What is required
Extract from the listing each line in which the word "title" appears.

Task inputs
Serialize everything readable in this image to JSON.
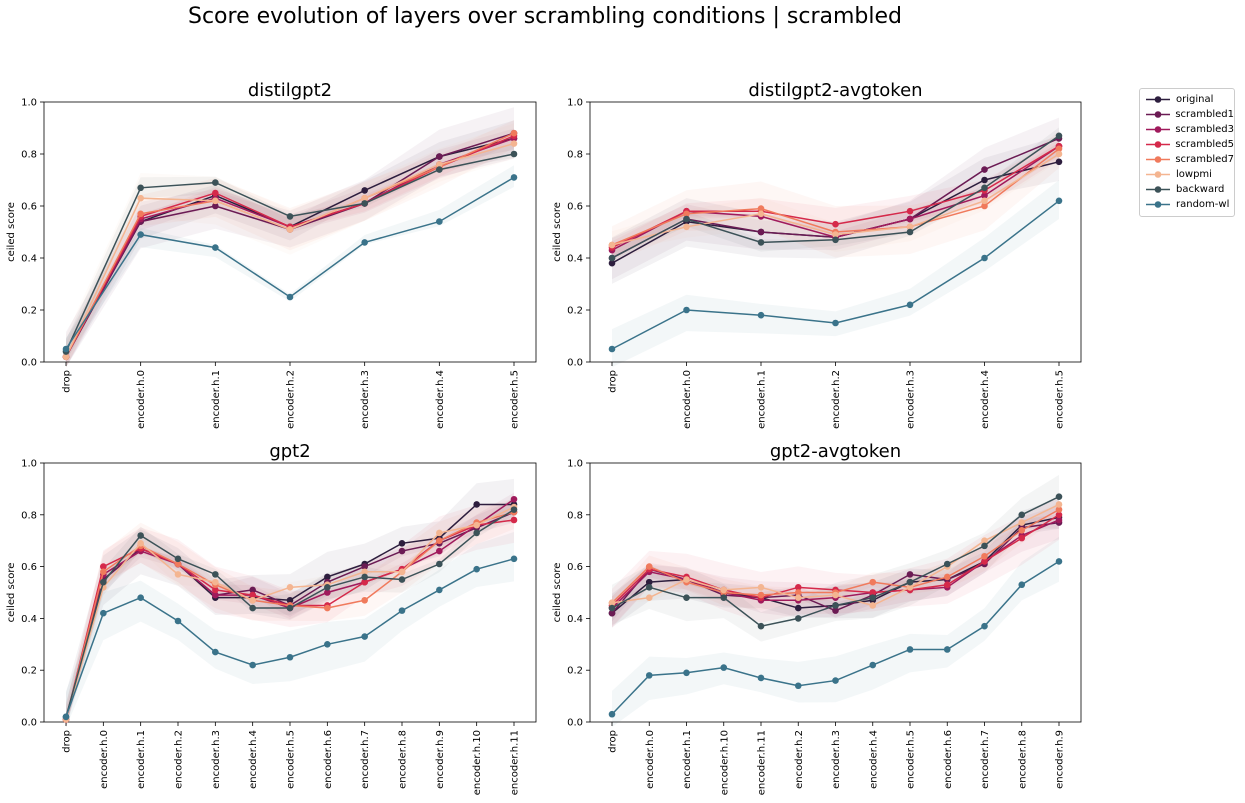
{
  "figure": {
    "title": "Score evolution of layers over scrambling conditions | scrambled"
  },
  "legend": {
    "entries": [
      {
        "name": "original",
        "color": "#2d1e3e"
      },
      {
        "name": "scrambled1",
        "color": "#6b1b54"
      },
      {
        "name": "scrambled3",
        "color": "#a01a5c"
      },
      {
        "name": "scrambled5",
        "color": "#d5294a"
      },
      {
        "name": "scrambled7",
        "color": "#f07a5c"
      },
      {
        "name": "lowpmi",
        "color": "#f4b591"
      },
      {
        "name": "backward",
        "color": "#3c5258"
      },
      {
        "name": "random-wl",
        "color": "#3a738a"
      }
    ]
  },
  "chart_data": [
    {
      "type": "line",
      "title": "distilgpt2",
      "ylabel": "ceiled score",
      "ylim": [
        0,
        1
      ],
      "yticks": [
        "0.0",
        "0.2",
        "0.4",
        "0.6",
        "0.8",
        "1.0"
      ],
      "categories": [
        "drop",
        "encoder.h.0",
        "encoder.h.1",
        "encoder.h.2",
        "encoder.h.3",
        "encoder.h.4",
        "encoder.h.5"
      ],
      "series": [
        {
          "name": "original",
          "values": [
            0.02,
            0.54,
            0.64,
            0.52,
            0.66,
            0.79,
            0.86
          ]
        },
        {
          "name": "scrambled1",
          "values": [
            0.02,
            0.54,
            0.6,
            0.51,
            0.61,
            0.79,
            0.88
          ]
        },
        {
          "name": "scrambled3",
          "values": [
            0.02,
            0.55,
            0.63,
            0.52,
            0.61,
            0.76,
            0.86
          ]
        },
        {
          "name": "scrambled5",
          "values": [
            0.02,
            0.56,
            0.65,
            0.52,
            0.61,
            0.75,
            0.87
          ]
        },
        {
          "name": "scrambled7",
          "values": [
            0.02,
            0.57,
            0.62,
            0.51,
            0.63,
            0.75,
            0.88
          ]
        },
        {
          "name": "lowpmi",
          "values": [
            0.02,
            0.63,
            0.62,
            0.51,
            0.63,
            0.76,
            0.84
          ]
        },
        {
          "name": "backward",
          "values": [
            0.04,
            0.67,
            0.69,
            0.56,
            0.61,
            0.74,
            0.8
          ]
        },
        {
          "name": "random-wl",
          "values": [
            0.05,
            0.49,
            0.44,
            0.25,
            0.46,
            0.54,
            0.71
          ]
        }
      ]
    },
    {
      "type": "line",
      "title": "distilgpt2-avgtoken",
      "ylabel": "ceiled score",
      "ylim": [
        0,
        1
      ],
      "yticks": [
        "0.0",
        "0.2",
        "0.4",
        "0.6",
        "0.8",
        "1.0"
      ],
      "categories": [
        "drop",
        "encoder.h.0",
        "encoder.h.1",
        "encoder.h.2",
        "encoder.h.3",
        "encoder.h.4",
        "encoder.h.5"
      ],
      "series": [
        {
          "name": "original",
          "values": [
            0.38,
            0.54,
            0.5,
            0.48,
            0.55,
            0.7,
            0.77
          ]
        },
        {
          "name": "scrambled1",
          "values": [
            0.4,
            0.55,
            0.5,
            0.48,
            0.55,
            0.74,
            0.86
          ]
        },
        {
          "name": "scrambled3",
          "values": [
            0.43,
            0.58,
            0.56,
            0.48,
            0.55,
            0.64,
            0.83
          ]
        },
        {
          "name": "scrambled5",
          "values": [
            0.44,
            0.58,
            0.58,
            0.53,
            0.58,
            0.66,
            0.83
          ]
        },
        {
          "name": "scrambled7",
          "values": [
            0.45,
            0.57,
            0.59,
            0.5,
            0.52,
            0.6,
            0.82
          ]
        },
        {
          "name": "lowpmi",
          "values": [
            0.45,
            0.52,
            0.57,
            0.49,
            0.52,
            0.62,
            0.8
          ]
        },
        {
          "name": "backward",
          "values": [
            0.4,
            0.55,
            0.46,
            0.47,
            0.5,
            0.67,
            0.87
          ]
        },
        {
          "name": "random-wl",
          "values": [
            0.05,
            0.2,
            0.18,
            0.15,
            0.22,
            0.4,
            0.62
          ]
        }
      ]
    },
    {
      "type": "line",
      "title": "gpt2",
      "ylabel": "ceiled score",
      "ylim": [
        0,
        1
      ],
      "yticks": [
        "0.0",
        "0.2",
        "0.4",
        "0.6",
        "0.8",
        "1.0"
      ],
      "categories": [
        "drop",
        "encoder.h.0",
        "encoder.h.1",
        "encoder.h.2",
        "encoder.h.3",
        "encoder.h.4",
        "encoder.h.5",
        "encoder.h.6",
        "encoder.h.7",
        "encoder.h.8",
        "encoder.h.9",
        "encoder.h.10",
        "encoder.h.11"
      ],
      "series": [
        {
          "name": "original",
          "values": [
            0.01,
            0.55,
            0.67,
            0.61,
            0.48,
            0.48,
            0.47,
            0.56,
            0.61,
            0.69,
            0.71,
            0.84,
            0.84
          ]
        },
        {
          "name": "scrambled1",
          "values": [
            0.01,
            0.55,
            0.67,
            0.61,
            0.49,
            0.51,
            0.45,
            0.54,
            0.6,
            0.66,
            0.69,
            0.75,
            0.81
          ]
        },
        {
          "name": "scrambled3",
          "values": [
            0.01,
            0.57,
            0.66,
            0.61,
            0.49,
            0.49,
            0.44,
            0.5,
            0.54,
            0.59,
            0.66,
            0.76,
            0.86
          ]
        },
        {
          "name": "scrambled5",
          "values": [
            0.01,
            0.6,
            0.67,
            0.61,
            0.51,
            0.49,
            0.45,
            0.45,
            0.54,
            0.59,
            0.7,
            0.76,
            0.78
          ]
        },
        {
          "name": "scrambled7",
          "values": [
            0.01,
            0.58,
            0.68,
            0.61,
            0.53,
            0.47,
            0.45,
            0.44,
            0.47,
            0.58,
            0.7,
            0.77,
            0.81
          ]
        },
        {
          "name": "lowpmi",
          "values": [
            0.01,
            0.52,
            0.69,
            0.57,
            0.54,
            0.47,
            0.52,
            0.53,
            0.58,
            0.58,
            0.73,
            0.76,
            0.83
          ]
        },
        {
          "name": "backward",
          "values": [
            0.02,
            0.54,
            0.72,
            0.63,
            0.57,
            0.44,
            0.44,
            0.52,
            0.56,
            0.55,
            0.61,
            0.73,
            0.82
          ]
        },
        {
          "name": "random-wl",
          "values": [
            0.02,
            0.42,
            0.48,
            0.39,
            0.27,
            0.22,
            0.25,
            0.3,
            0.33,
            0.43,
            0.51,
            0.59,
            0.63
          ]
        }
      ]
    },
    {
      "type": "line",
      "title": "gpt2-avgtoken",
      "ylabel": "ceiled score",
      "ylim": [
        0,
        1
      ],
      "yticks": [
        "0.0",
        "0.2",
        "0.4",
        "0.6",
        "0.8",
        "1.0"
      ],
      "categories": [
        "drop",
        "encoder.h.0",
        "encoder.h.1",
        "encoder.h.10",
        "encoder.h.11",
        "encoder.h.2",
        "encoder.h.3",
        "encoder.h.4",
        "encoder.h.5",
        "encoder.h.6",
        "encoder.h.7",
        "encoder.h.8",
        "encoder.h.9"
      ],
      "series": [
        {
          "name": "original",
          "values": [
            0.42,
            0.54,
            0.55,
            0.5,
            0.48,
            0.44,
            0.45,
            0.47,
            0.54,
            0.55,
            0.62,
            0.76,
            0.79
          ]
        },
        {
          "name": "scrambled1",
          "values": [
            0.42,
            0.59,
            0.55,
            0.49,
            0.48,
            0.49,
            0.43,
            0.49,
            0.57,
            0.55,
            0.61,
            0.75,
            0.77
          ]
        },
        {
          "name": "scrambled3",
          "values": [
            0.44,
            0.58,
            0.55,
            0.5,
            0.47,
            0.47,
            0.48,
            0.5,
            0.51,
            0.52,
            0.62,
            0.72,
            0.78
          ]
        },
        {
          "name": "scrambled5",
          "values": [
            0.45,
            0.59,
            0.56,
            0.51,
            0.48,
            0.52,
            0.51,
            0.5,
            0.51,
            0.53,
            0.62,
            0.71,
            0.8
          ]
        },
        {
          "name": "scrambled7",
          "values": [
            0.46,
            0.6,
            0.54,
            0.5,
            0.49,
            0.5,
            0.5,
            0.54,
            0.52,
            0.56,
            0.64,
            0.74,
            0.82
          ]
        },
        {
          "name": "lowpmi",
          "values": [
            0.46,
            0.48,
            0.55,
            0.51,
            0.52,
            0.48,
            0.49,
            0.45,
            0.52,
            0.6,
            0.7,
            0.77,
            0.84
          ]
        },
        {
          "name": "backward",
          "values": [
            0.44,
            0.52,
            0.48,
            0.48,
            0.37,
            0.4,
            0.45,
            0.48,
            0.54,
            0.61,
            0.68,
            0.8,
            0.87
          ]
        },
        {
          "name": "random-wl",
          "values": [
            0.03,
            0.18,
            0.19,
            0.21,
            0.17,
            0.14,
            0.16,
            0.22,
            0.28,
            0.28,
            0.37,
            0.53,
            0.62
          ]
        }
      ]
    }
  ]
}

Response
    "title": "Score evolution of layers over scrambling conditions | scrambled"
      "title": "distilgpt2",
      "title": "distilgpt2-avgtoken",
      "title": "gpt2",
      "title": "gpt2-avgtoken",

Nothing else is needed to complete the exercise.